* [Given problem]: Quote all entries exactly, leaving pictures aside.

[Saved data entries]
--------------------------------
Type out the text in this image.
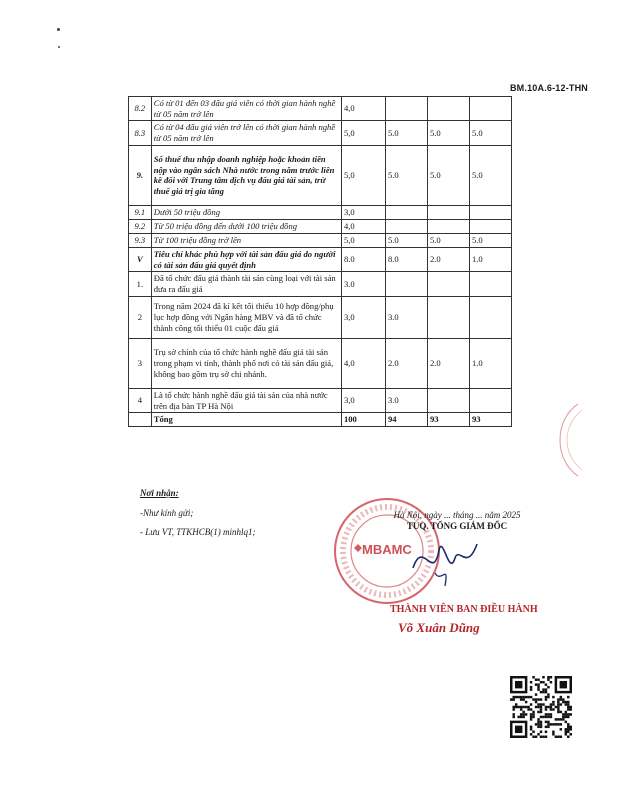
BM.10A.6-12-THN
8.2	Có từ 01 đến 03 đấu giá viên có thời gian hành nghề từ 05 năm trở lên	4,0			
8.3	Có từ 04 đấu giá viên trở lên có thời gian hành nghề từ 05 năm trở lên	5,0	5.0	5.0	5.0
9.	Số thuế thu nhập doanh nghiệp hoặc khoản tiền nộp vào ngân sách Nhà nước trong năm trước liền kề đối với Trung tâm dịch vụ đấu giá tài sản, trừ thuế giá trị gia tăng	5,0	5.0	5.0	5.0
9.1	Dưới 50 triệu đồng	3,0			
9.2	Từ 50 triệu đồng đến dưới 100 triệu đồng	4,0			
9.3	Từ 100 triệu đồng trở lên	5,0	5.0	5.0	5.0
V	Tiêu chí khác phù hợp với tài sản đấu giá do người có tài sản đấu giá quyết định	8.0	8.0	2.0	1.0
1.	Đã tổ chức đấu giá thành tài sản cùng loại với tài sản đưa ra đấu giá	3.0			
2	Trong năm 2024 đã kí kết tối thiểu 10 hợp đồng/phụ lục hợp đồng với Ngân hàng MBV và đã tổ chức thành công tối thiểu 01 cuộc đấu giá	3,0	3.0		
3	Trụ sở chính của tổ chức hành nghề đấu giá tài sản trong phạm vi tỉnh, thành phố nơi có tài sản đấu giá, không bao gồm trụ sở chi nhánh.	4,0	2.0	2.0	1.0
4	Là tổ chức hành nghề đấu giá tài sản của nhà nước trên địa bàn TP Hà Nội	3,0	3.0		
	Tổng	100	94	93	93
Nơi nhận:
-Như kính gửi;
- Lưu VT, TTKHCB(1) minhlq1;
MBAMC
Hà Nội, ngày ... tháng ... năm 2025
TUQ. TỔNG GIÁM ĐỐC
THÀNH VIÊN BAN ĐIỀU HÀNH
Võ Xuân Dũng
--------------------------------
* [Task result]:
Type out the text in this image.
BM.10A.6-12-THN
8.2	Có từ 01 đến 03 đấu giá viên có thời gian hành nghề từ 05 năm trở lên	4,0			
8.3	Có từ 04 đấu giá viên trở lên có thời gian hành nghề từ 05 năm trở lên	5,0	5.0	5.0	5.0
9.	Số thuế thu nhập doanh nghiệp hoặc khoản tiền nộp vào ngân sách Nhà nước trong năm trước liền kề đối với Trung tâm dịch vụ đấu giá tài sản, trừ thuế giá trị gia tăng	5,0	5.0	5.0	5.0
9.1	Dưới 50 triệu đồng	3,0			
9.2	Từ 50 triệu đồng đến dưới 100 triệu đồng	4,0			
9.3	Từ 100 triệu đồng trở lên	5,0	5.0	5.0	5.0
V	Tiêu chí khác phù hợp với tài sản đấu giá do người có tài sản đấu giá quyết định	8.0	8.0	2.0	1.0
1.	Đã tổ chức đấu giá thành tài sản cùng loại với tài sản đưa ra đấu giá	3.0			
2	Trong năm 2024 đã kí kết tối thiểu 10 hợp đồng/phụ lục hợp đồng với Ngân hàng MBV và đã tổ chức thành công tối thiểu 01 cuộc đấu giá	3,0	3.0		
3	Trụ sở chính của tổ chức hành nghề đấu giá tài sản trong phạm vi tỉnh, thành phố nơi có tài sản đấu giá, không bao gồm trụ sở chi nhánh.	4,0	2.0	2.0	1.0
4	Là tổ chức hành nghề đấu giá tài sản của nhà nước trên địa bàn TP Hà Nội	3,0	3.0		
	Tổng	100	94	93	93
Nơi nhận:
-Như kính gửi;
- Lưu VT, TTKHCB(1) minhlq1;
MBAMC
Hà Nội, ngày ... tháng ... năm 2025
TUQ. TỔNG GIÁM ĐỐC
THÀNH VIÊN BAN ĐIỀU HÀNH
Võ Xuân Dũng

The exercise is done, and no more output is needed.